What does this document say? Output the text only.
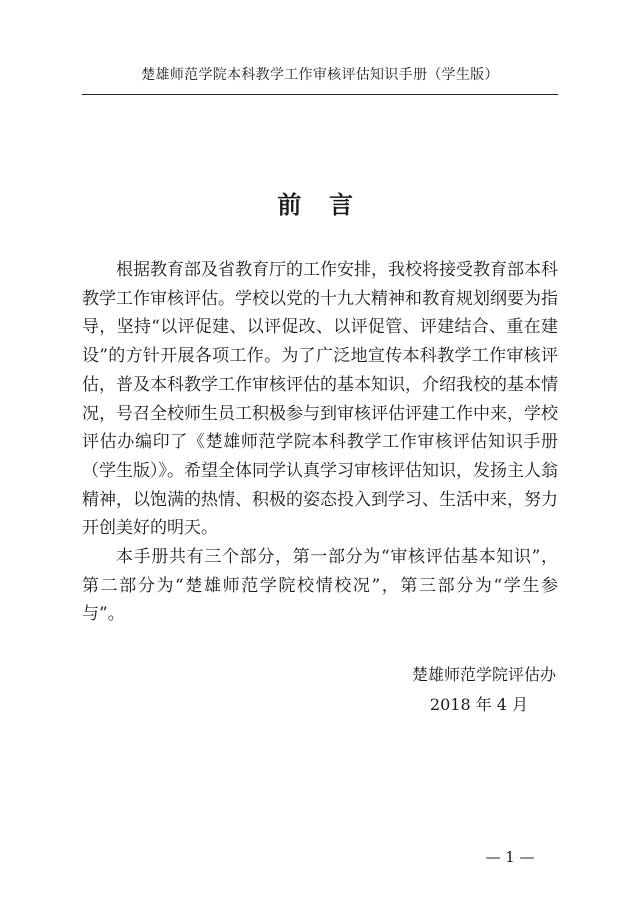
楚雄师范学院本科教学工作审核评估知识手册（学生版）
前 言

根据教育部及省教育厅的工作安排，我校将接受教育部本科教学工作审核评估。学校以党的十九大精神和教育规划纲要为指导，坚持“以评促建、以评促改、以评促管、评建结合、重在建设”的方针开展各项工作。为了广泛地宣传本科教学工作审核评估，普及本科教学工作审核评估的基本知识，介绍我校的基本情况，号召全校师生员工积极参与到审核评估评建工作中来，学校评估办编印了《楚雄师范学院本科教学工作审核评估知识手册（学生版）》。希望全体同学认真学习审核评估知识，发扬主人翁精神，以饱满的热情、积极的姿态投入到学习、生活中来，努力开创美好的明天。

本手册共有三个部分，第一部分为“审核评估基本知识”，第二部分为“楚雄师范学院校情校况”，第三部分为“学生参与”。

楚雄师范学院评估办
2018 年 4 月
— 1 —
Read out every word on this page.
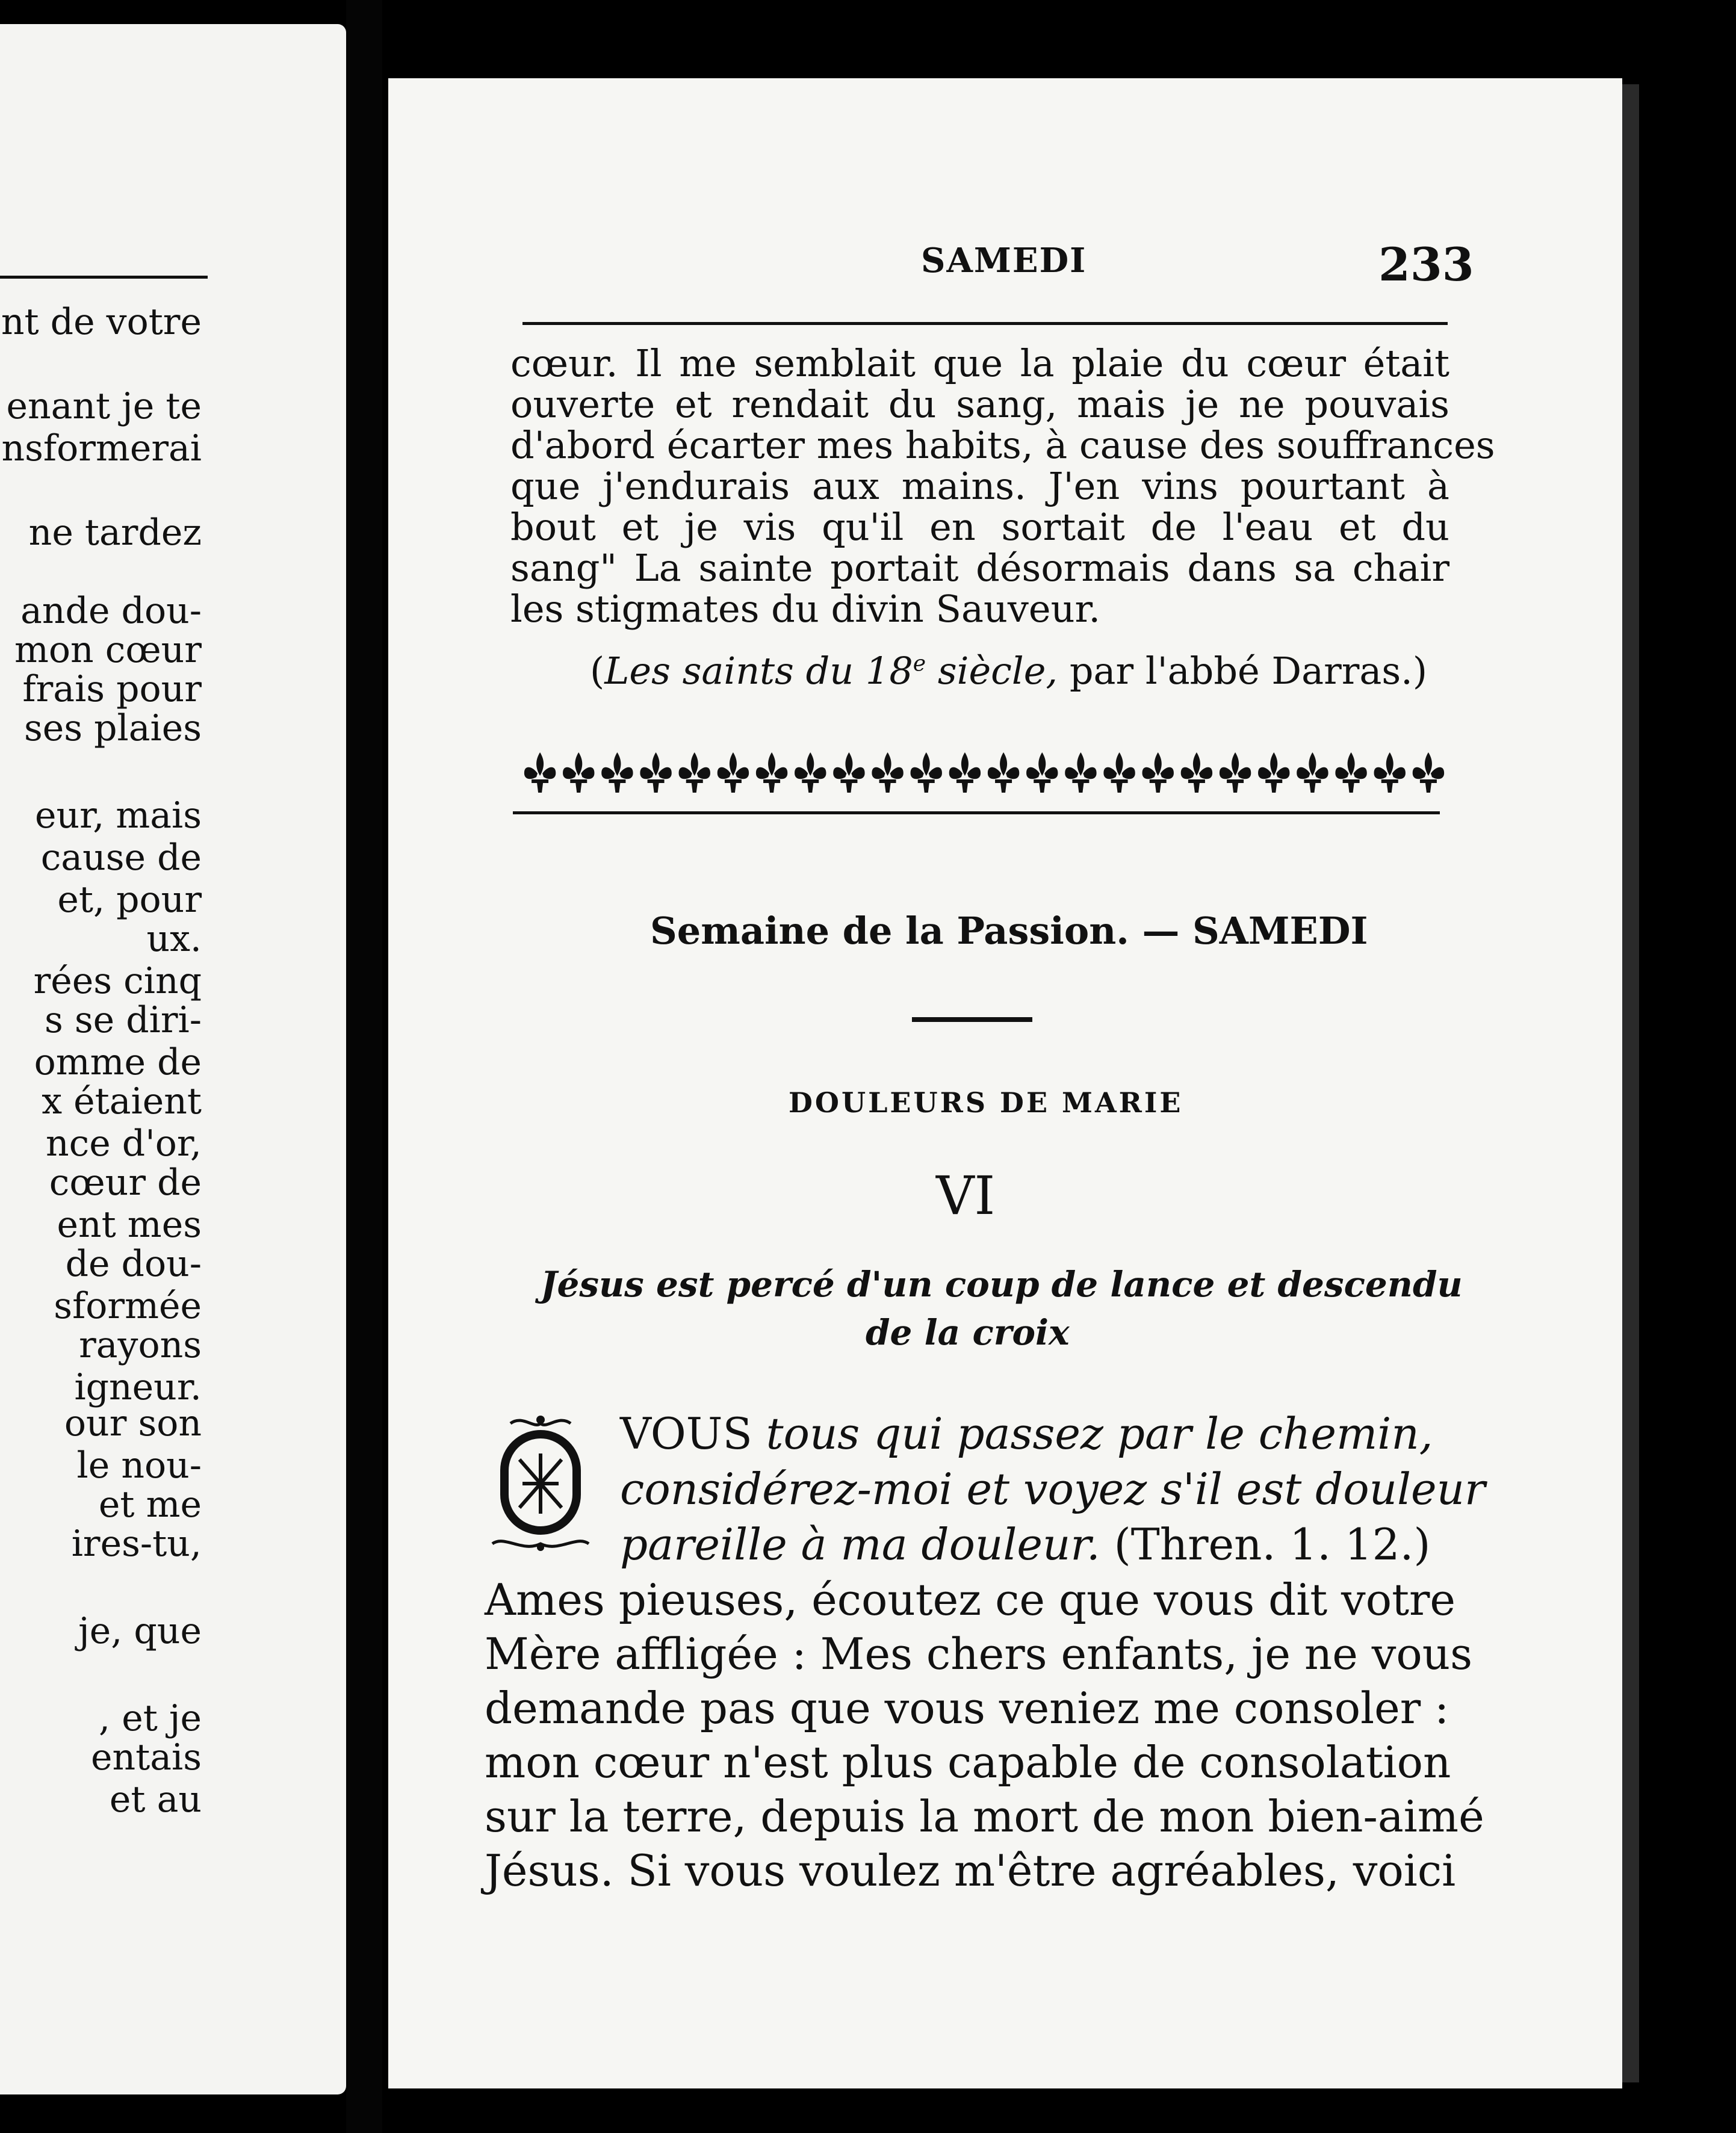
nt de votre
enant je te
nsformerai
ne tardez
ande dou-
mon cœur
frais pour
ses plaies
eur, mais
cause de
et, pour
ux.
rées cinq
s se diri-
omme de
x étaient
nce d'or,
cœur de
ent mes
de dou-
sformée
rayons
igneur.
our son
le nou-
et me
ires-tu,
je, que
, et je
entais
et au
SAMEDI	233
cœur. Il me semblait que la plaie du cœur était
ouverte et rendait du sang, mais je ne pouvais
d'abord écarter mes habits, à cause des souffrances
que j'endurais aux mains. J'en vins pourtant à
bout et je vis qu'il en sortait de l'eau et du
sang" La sainte portait désormais dans sa chair
les stigmates du divin Sauveur.
(Les saints du 18e siècle, par l'abbé Darras.)
Semaine de la Passion. — SAMEDI
DOULEURS DE MARIE
VI
Jésus est percé d'un coup de lance et descendu
de la croix
VOUS tous qui passez par le chemin,
considérez-moi et voyez s'il est douleur
pareille à ma douleur. (Thren. 1. 12.)
Ames pieuses, écoutez ce que vous dit votre
Mère affligée : Mes chers enfants, je ne vous
demande pas que vous veniez me consoler :
mon cœur n'est plus capable de consolation
sur la terre, depuis la mort de mon bien-aimé
Jésus. Si vous voulez m'être agréables, voici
•••
Only the number is wanted: how many lines in the preceding entries hold the string "this"?

2